- _TASK DIRECTIONS_
Transcribe the records below in full; pictures stay out of the copy.

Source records
::::

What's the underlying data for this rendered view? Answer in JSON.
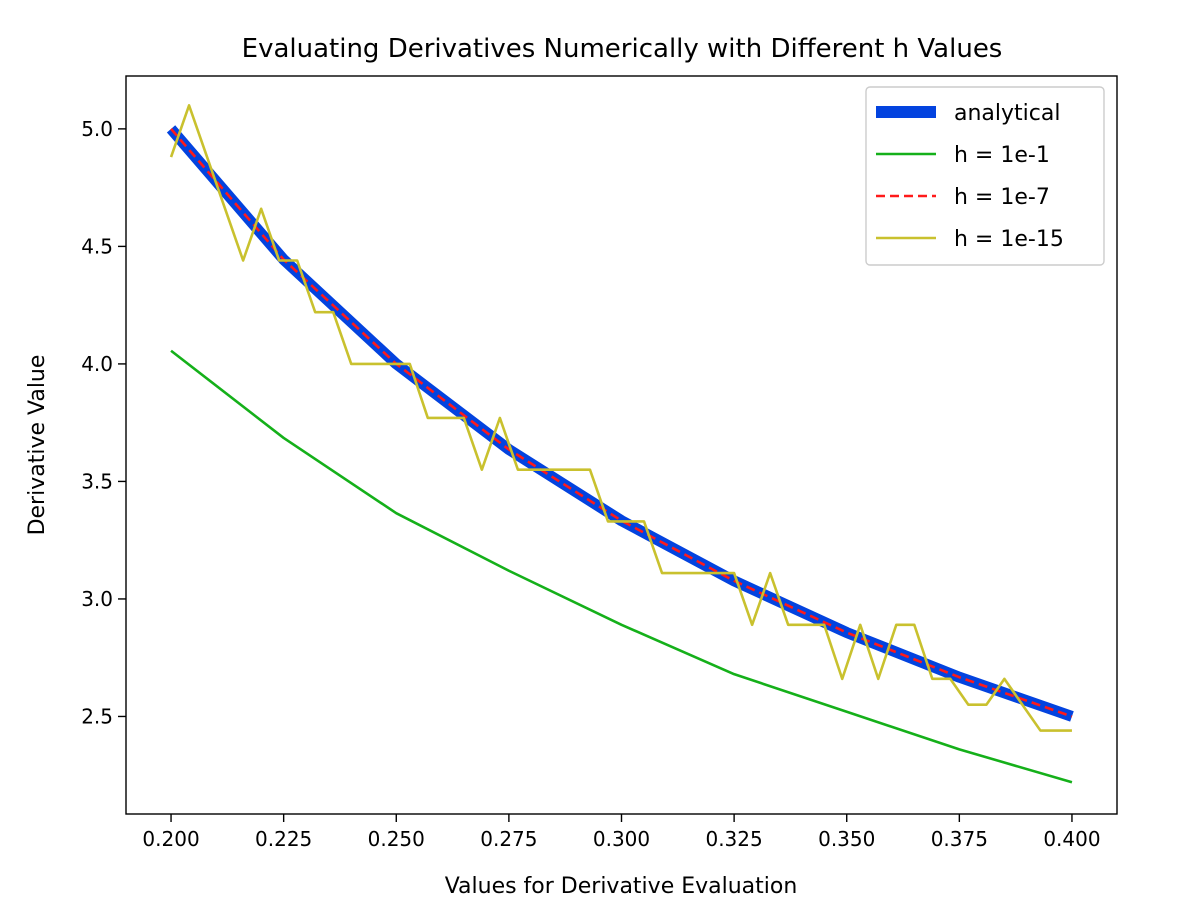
{
  "chart_data": {
    "type": "line",
    "title": "Evaluating Derivatives Numerically with Different h Values",
    "xlabel": "Values for Derivative Evaluation",
    "ylabel": "Derivative Value",
    "xlim": [
      0.19,
      0.41
    ],
    "ylim": [
      2.085,
      5.225
    ],
    "xticks": [
      0.2,
      0.225,
      0.25,
      0.275,
      0.3,
      0.325,
      0.35,
      0.375,
      0.4
    ],
    "xtick_labels": [
      "0.200",
      "0.225",
      "0.250",
      "0.275",
      "0.300",
      "0.325",
      "0.350",
      "0.375",
      "0.400"
    ],
    "yticks": [
      2.5,
      3.0,
      3.5,
      4.0,
      4.5,
      5.0
    ],
    "ytick_labels": [
      "2.5",
      "3.0",
      "3.5",
      "4.0",
      "4.5",
      "5.0"
    ],
    "grid": false,
    "legend_position": "top-right",
    "series": [
      {
        "name": "analytical",
        "color": "#0343df",
        "style": "solid-thick",
        "x": [
          0.2,
          0.225,
          0.25,
          0.275,
          0.3,
          0.325,
          0.35,
          0.375,
          0.4
        ],
        "y": [
          5.0,
          4.444,
          4.0,
          3.636,
          3.333,
          3.077,
          2.857,
          2.667,
          2.5
        ]
      },
      {
        "name": "h = 1e-1",
        "color": "#15b01a",
        "style": "solid",
        "x": [
          0.2,
          0.225,
          0.25,
          0.275,
          0.3,
          0.325,
          0.35,
          0.375,
          0.4
        ],
        "y": [
          4.056,
          3.685,
          3.365,
          3.12,
          2.89,
          2.68,
          2.52,
          2.36,
          2.22
        ]
      },
      {
        "name": "h = 1e-7",
        "color": "#ff1a1a",
        "style": "dashed",
        "x": [
          0.2,
          0.225,
          0.25,
          0.275,
          0.3,
          0.325,
          0.35,
          0.375,
          0.4
        ],
        "y": [
          5.0,
          4.444,
          4.0,
          3.636,
          3.333,
          3.077,
          2.857,
          2.667,
          2.5
        ]
      },
      {
        "name": "h = 1e-15",
        "color": "#c9c12e",
        "style": "solid",
        "x": [
          0.2,
          0.204,
          0.208,
          0.212,
          0.216,
          0.22,
          0.224,
          0.228,
          0.232,
          0.236,
          0.24,
          0.244,
          0.248,
          0.253,
          0.257,
          0.261,
          0.265,
          0.269,
          0.273,
          0.277,
          0.281,
          0.285,
          0.289,
          0.293,
          0.297,
          0.301,
          0.305,
          0.309,
          0.313,
          0.317,
          0.321,
          0.325,
          0.329,
          0.333,
          0.337,
          0.341,
          0.345,
          0.349,
          0.353,
          0.357,
          0.361,
          0.365,
          0.369,
          0.373,
          0.377,
          0.381,
          0.385,
          0.389,
          0.393,
          0.397,
          0.4
        ],
        "y": [
          4.88,
          5.1,
          4.88,
          4.66,
          4.44,
          4.66,
          4.44,
          4.44,
          4.22,
          4.22,
          4.0,
          4.0,
          4.0,
          4.0,
          3.77,
          3.77,
          3.77,
          3.55,
          3.77,
          3.55,
          3.55,
          3.55,
          3.55,
          3.55,
          3.33,
          3.33,
          3.33,
          3.11,
          3.11,
          3.11,
          3.11,
          3.11,
          2.89,
          3.11,
          2.89,
          2.89,
          2.89,
          2.66,
          2.89,
          2.66,
          2.89,
          2.89,
          2.66,
          2.66,
          2.55,
          2.55,
          2.66,
          2.55,
          2.44,
          2.44,
          2.44
        ]
      }
    ]
  }
}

::::

- _ANSWER IN FULL_
What's the underlying data for this rendered view? Answer in JSON.
{
  "chart_data": {
    "type": "line",
    "title": "Evaluating Derivatives Numerically with Different h Values",
    "xlabel": "Values for Derivative Evaluation",
    "ylabel": "Derivative Value",
    "xlim": [
      0.19,
      0.41
    ],
    "ylim": [
      2.085,
      5.225
    ],
    "xticks": [
      0.2,
      0.225,
      0.25,
      0.275,
      0.3,
      0.325,
      0.35,
      0.375,
      0.4
    ],
    "xtick_labels": [
      "0.200",
      "0.225",
      "0.250",
      "0.275",
      "0.300",
      "0.325",
      "0.350",
      "0.375",
      "0.400"
    ],
    "yticks": [
      2.5,
      3.0,
      3.5,
      4.0,
      4.5,
      5.0
    ],
    "ytick_labels": [
      "2.5",
      "3.0",
      "3.5",
      "4.0",
      "4.5",
      "5.0"
    ],
    "grid": false,
    "legend_position": "top-right",
    "series": [
      {
        "name": "analytical",
        "color": "#0343df",
        "style": "solid-thick",
        "x": [
          0.2,
          0.225,
          0.25,
          0.275,
          0.3,
          0.325,
          0.35,
          0.375,
          0.4
        ],
        "y": [
          5.0,
          4.444,
          4.0,
          3.636,
          3.333,
          3.077,
          2.857,
          2.667,
          2.5
        ]
      },
      {
        "name": "h = 1e-1",
        "color": "#15b01a",
        "style": "solid",
        "x": [
          0.2,
          0.225,
          0.25,
          0.275,
          0.3,
          0.325,
          0.35,
          0.375,
          0.4
        ],
        "y": [
          4.056,
          3.685,
          3.365,
          3.12,
          2.89,
          2.68,
          2.52,
          2.36,
          2.22
        ]
      },
      {
        "name": "h = 1e-7",
        "color": "#ff1a1a",
        "style": "dashed",
        "x": [
          0.2,
          0.225,
          0.25,
          0.275,
          0.3,
          0.325,
          0.35,
          0.375,
          0.4
        ],
        "y": [
          5.0,
          4.444,
          4.0,
          3.636,
          3.333,
          3.077,
          2.857,
          2.667,
          2.5
        ]
      },
      {
        "name": "h = 1e-15",
        "color": "#c9c12e",
        "style": "solid",
        "x": [
          0.2,
          0.204,
          0.208,
          0.212,
          0.216,
          0.22,
          0.224,
          0.228,
          0.232,
          0.236,
          0.24,
          0.244,
          0.248,
          0.253,
          0.257,
          0.261,
          0.265,
          0.269,
          0.273,
          0.277,
          0.281,
          0.285,
          0.289,
          0.293,
          0.297,
          0.301,
          0.305,
          0.309,
          0.313,
          0.317,
          0.321,
          0.325,
          0.329,
          0.333,
          0.337,
          0.341,
          0.345,
          0.349,
          0.353,
          0.357,
          0.361,
          0.365,
          0.369,
          0.373,
          0.377,
          0.381,
          0.385,
          0.389,
          0.393,
          0.397,
          0.4
        ],
        "y": [
          4.88,
          5.1,
          4.88,
          4.66,
          4.44,
          4.66,
          4.44,
          4.44,
          4.22,
          4.22,
          4.0,
          4.0,
          4.0,
          4.0,
          3.77,
          3.77,
          3.77,
          3.55,
          3.77,
          3.55,
          3.55,
          3.55,
          3.55,
          3.55,
          3.33,
          3.33,
          3.33,
          3.11,
          3.11,
          3.11,
          3.11,
          3.11,
          2.89,
          3.11,
          2.89,
          2.89,
          2.89,
          2.66,
          2.89,
          2.66,
          2.89,
          2.89,
          2.66,
          2.66,
          2.55,
          2.55,
          2.66,
          2.55,
          2.44,
          2.44,
          2.44
        ]
      }
    ]
  }
}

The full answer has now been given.